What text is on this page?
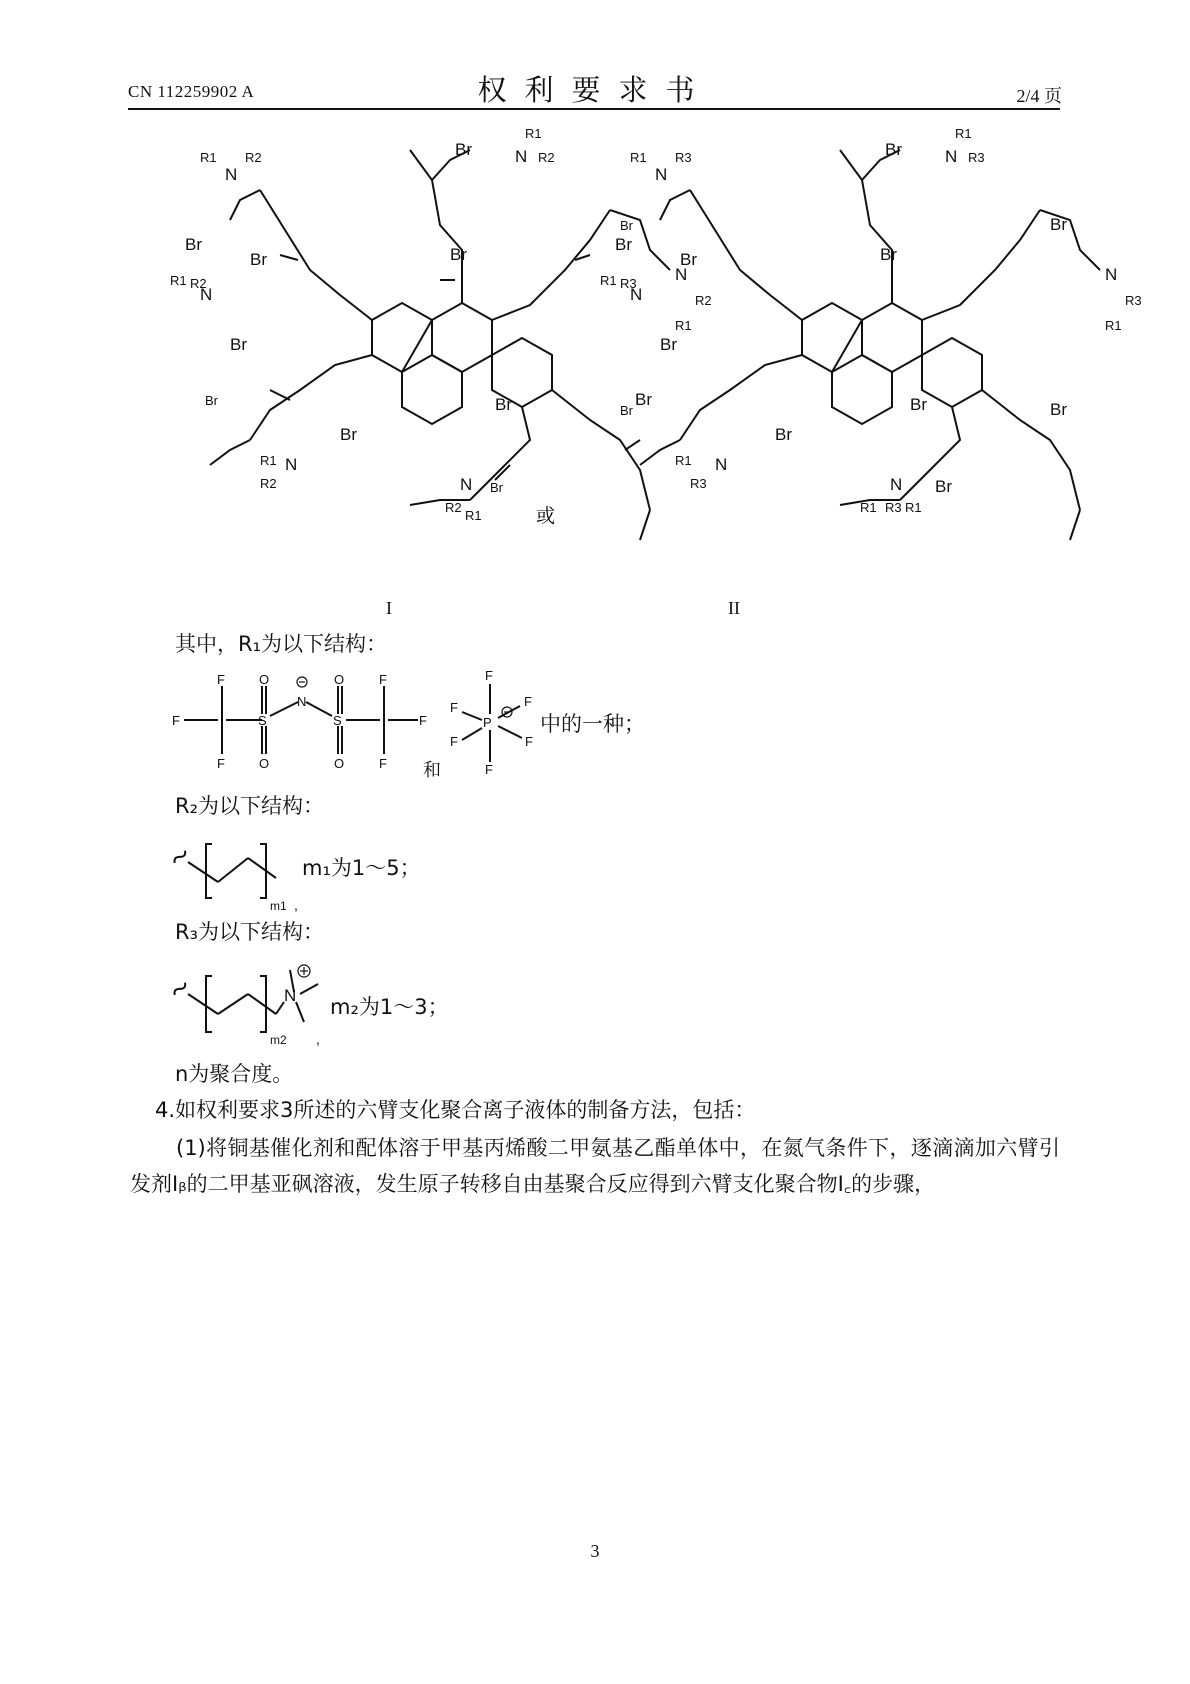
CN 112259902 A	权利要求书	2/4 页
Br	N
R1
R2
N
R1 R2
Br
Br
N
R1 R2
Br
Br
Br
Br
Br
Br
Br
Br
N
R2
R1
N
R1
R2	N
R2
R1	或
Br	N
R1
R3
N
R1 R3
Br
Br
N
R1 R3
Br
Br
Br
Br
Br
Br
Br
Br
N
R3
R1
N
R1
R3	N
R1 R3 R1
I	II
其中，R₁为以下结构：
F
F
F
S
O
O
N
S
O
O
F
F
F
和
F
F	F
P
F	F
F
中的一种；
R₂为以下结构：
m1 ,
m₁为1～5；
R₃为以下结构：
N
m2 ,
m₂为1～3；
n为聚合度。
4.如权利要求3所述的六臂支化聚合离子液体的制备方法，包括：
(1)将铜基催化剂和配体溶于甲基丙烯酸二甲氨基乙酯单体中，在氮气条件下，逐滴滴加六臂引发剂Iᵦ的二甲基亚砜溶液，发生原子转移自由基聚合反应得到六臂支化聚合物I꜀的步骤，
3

____

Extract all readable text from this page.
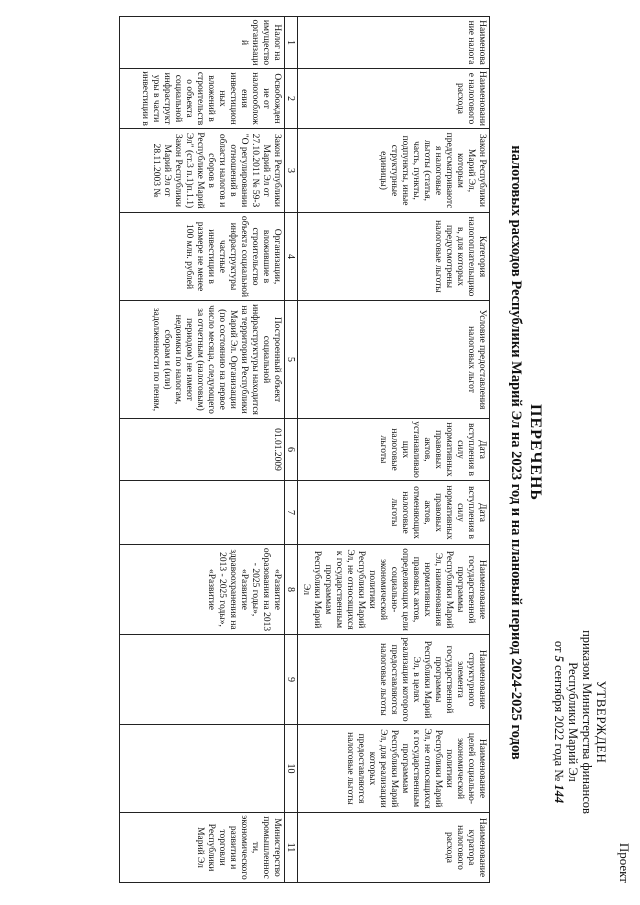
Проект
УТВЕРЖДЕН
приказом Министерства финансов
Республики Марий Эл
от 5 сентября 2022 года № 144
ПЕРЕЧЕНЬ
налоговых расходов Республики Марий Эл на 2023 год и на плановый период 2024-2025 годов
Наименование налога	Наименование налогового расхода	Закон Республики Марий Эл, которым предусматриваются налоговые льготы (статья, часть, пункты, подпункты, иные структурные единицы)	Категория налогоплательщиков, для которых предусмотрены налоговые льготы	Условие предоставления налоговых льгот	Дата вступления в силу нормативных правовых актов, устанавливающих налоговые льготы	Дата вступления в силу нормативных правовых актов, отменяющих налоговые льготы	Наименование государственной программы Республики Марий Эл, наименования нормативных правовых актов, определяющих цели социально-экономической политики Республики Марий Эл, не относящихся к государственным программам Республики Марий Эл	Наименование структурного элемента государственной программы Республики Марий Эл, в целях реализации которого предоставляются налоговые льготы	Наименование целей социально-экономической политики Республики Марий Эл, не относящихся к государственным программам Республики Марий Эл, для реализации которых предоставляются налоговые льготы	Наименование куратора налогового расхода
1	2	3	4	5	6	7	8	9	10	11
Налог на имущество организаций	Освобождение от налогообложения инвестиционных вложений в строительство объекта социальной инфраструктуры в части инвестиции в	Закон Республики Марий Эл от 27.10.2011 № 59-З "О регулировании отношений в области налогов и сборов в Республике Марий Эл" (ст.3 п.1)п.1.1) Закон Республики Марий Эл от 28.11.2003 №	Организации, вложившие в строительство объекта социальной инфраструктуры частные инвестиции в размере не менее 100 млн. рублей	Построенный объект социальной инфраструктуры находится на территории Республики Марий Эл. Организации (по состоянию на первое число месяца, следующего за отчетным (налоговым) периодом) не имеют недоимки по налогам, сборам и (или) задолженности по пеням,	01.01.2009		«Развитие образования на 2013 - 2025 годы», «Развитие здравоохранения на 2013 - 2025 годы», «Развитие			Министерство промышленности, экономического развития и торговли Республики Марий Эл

____

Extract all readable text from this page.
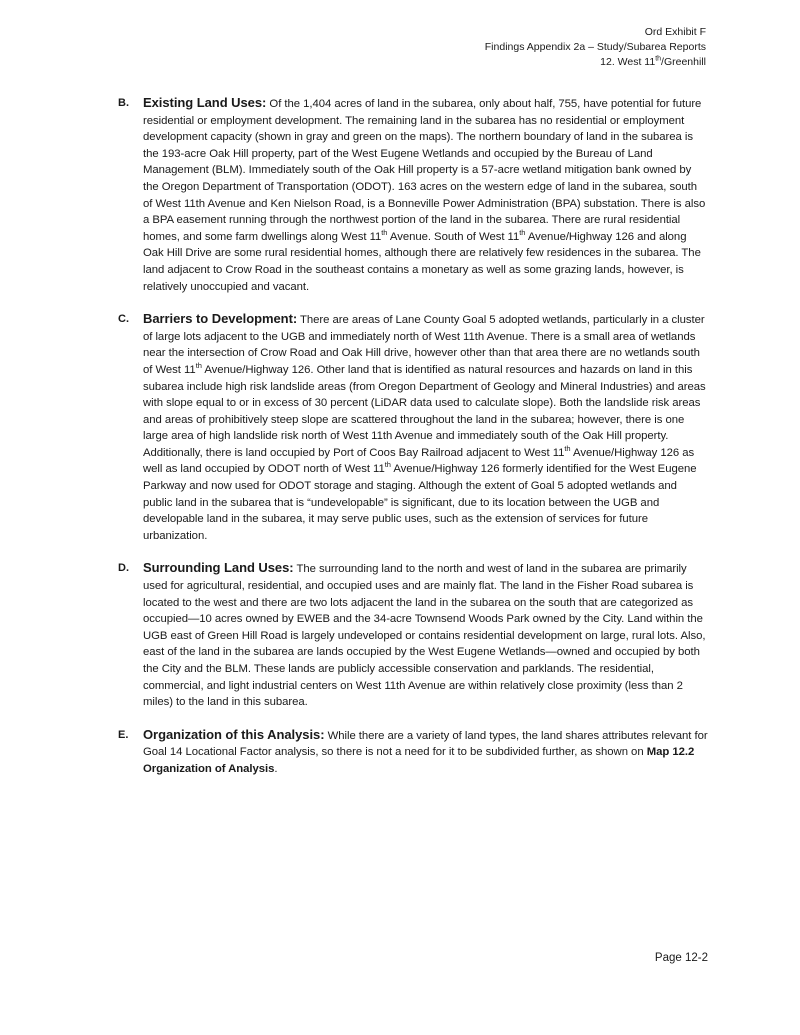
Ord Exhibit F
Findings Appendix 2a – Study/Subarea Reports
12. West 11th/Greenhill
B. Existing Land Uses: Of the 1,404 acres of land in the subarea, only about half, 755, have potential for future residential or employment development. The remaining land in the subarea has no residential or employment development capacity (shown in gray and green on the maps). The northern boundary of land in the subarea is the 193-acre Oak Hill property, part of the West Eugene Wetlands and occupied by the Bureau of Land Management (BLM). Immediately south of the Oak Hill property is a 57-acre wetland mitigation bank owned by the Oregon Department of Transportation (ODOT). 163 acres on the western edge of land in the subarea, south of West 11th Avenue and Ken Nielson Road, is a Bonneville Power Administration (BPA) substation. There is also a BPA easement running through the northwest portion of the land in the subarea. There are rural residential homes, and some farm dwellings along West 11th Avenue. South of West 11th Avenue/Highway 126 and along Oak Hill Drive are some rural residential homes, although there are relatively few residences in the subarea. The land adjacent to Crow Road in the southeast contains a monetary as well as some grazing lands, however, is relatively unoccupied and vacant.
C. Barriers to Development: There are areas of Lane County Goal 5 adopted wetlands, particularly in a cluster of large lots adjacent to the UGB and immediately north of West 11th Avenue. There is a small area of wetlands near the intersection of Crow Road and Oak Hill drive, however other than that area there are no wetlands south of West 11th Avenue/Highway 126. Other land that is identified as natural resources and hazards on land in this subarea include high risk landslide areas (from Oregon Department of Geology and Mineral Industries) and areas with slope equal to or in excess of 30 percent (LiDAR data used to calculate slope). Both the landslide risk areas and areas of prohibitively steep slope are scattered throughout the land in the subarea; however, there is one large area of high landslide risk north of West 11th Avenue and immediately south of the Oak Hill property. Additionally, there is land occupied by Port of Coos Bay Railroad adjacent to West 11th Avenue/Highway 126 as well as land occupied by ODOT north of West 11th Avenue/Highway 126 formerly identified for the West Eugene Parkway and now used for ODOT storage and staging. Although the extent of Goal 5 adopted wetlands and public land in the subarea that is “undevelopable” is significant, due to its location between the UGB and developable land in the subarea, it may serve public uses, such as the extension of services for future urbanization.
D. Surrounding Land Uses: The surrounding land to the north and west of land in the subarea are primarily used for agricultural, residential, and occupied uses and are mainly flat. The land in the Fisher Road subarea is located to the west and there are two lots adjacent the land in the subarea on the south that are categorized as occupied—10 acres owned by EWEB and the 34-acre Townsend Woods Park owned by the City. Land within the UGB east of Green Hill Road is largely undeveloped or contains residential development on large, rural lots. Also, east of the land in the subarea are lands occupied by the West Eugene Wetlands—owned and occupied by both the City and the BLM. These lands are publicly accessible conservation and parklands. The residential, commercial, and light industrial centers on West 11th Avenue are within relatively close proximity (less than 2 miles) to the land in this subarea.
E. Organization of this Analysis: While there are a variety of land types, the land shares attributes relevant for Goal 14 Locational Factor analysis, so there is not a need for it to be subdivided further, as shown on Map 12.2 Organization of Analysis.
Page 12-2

____

> _YOUR INSTRUCTIONS_:
Gather every line from the listing above in which the word "Республики" appears.

> _RESULT OF THIS EXERCISE_:
Республики Марий Эл
налоговых расходов Республики Марий Эл на 2023 год и на плановый период 2024-2025 годов
Наименование налога	Наименование налогового расхода	Закон Республики Марий Эл, которым предусматриваются налоговые льготы (статья, часть, пункты, подпункты, иные структурные единицы)	Категория налогоплательщиков, для которых предусмотрены налоговые льготы	Условие предоставления налоговых льгот	Дата вступления в силу нормативных правовых актов, устанавливающих налоговые льготы	Дата вступления в силу нормативных правовых актов, отменяющих налоговые льготы	Наименование государственной программы Республики Марий Эл, наименования нормативных правовых актов, определяющих цели социально-экономической политики Республики Марий Эл, не относящихся к государственным программам Республики Марий Эл	Наименование структурного элемента государственной программы Республики Марий Эл, в целях реализации которого предоставляются налоговые льготы	Наименование целей социально-экономической политики Республики Марий Эл, не относящихся к государственным программам Республики Марий Эл, для реализации которых предоставляются налоговые льготы	Наименование куратора налогового расхода
Налог на имущество организаций	Освобождение от налогообложения инвестиционных вложений в строительство объекта социальной инфраструктуры в части инвестиции в	Закон Республики Марий Эл от 27.10.2011 № 59-З "О регулировании отношений в области налогов и сборов в Республике Марий Эл" (ст.3 п.1)п.1.1) Закон Республики Марий Эл от 28.11.2003 №	Организации, вложившие в строительство объекта социальной инфраструктуры частные инвестиции в размере не менее 100 млн. рублей	Построенный объект социальной инфраструктуры находится на территории Республики Марий Эл. Организации (по состоянию на первое число месяца, следующего за отчетным (налоговым) периодом) не имеют недоимки по налогам, сборам и (или) задолженности по пеням,	01.01.2009		«Развитие образования на 2013 - 2025 годы», «Развитие здравоохранения на 2013 - 2025 годы», «Развитие			Министерство промышленности, экономического развития и торговли Республики Марий Эл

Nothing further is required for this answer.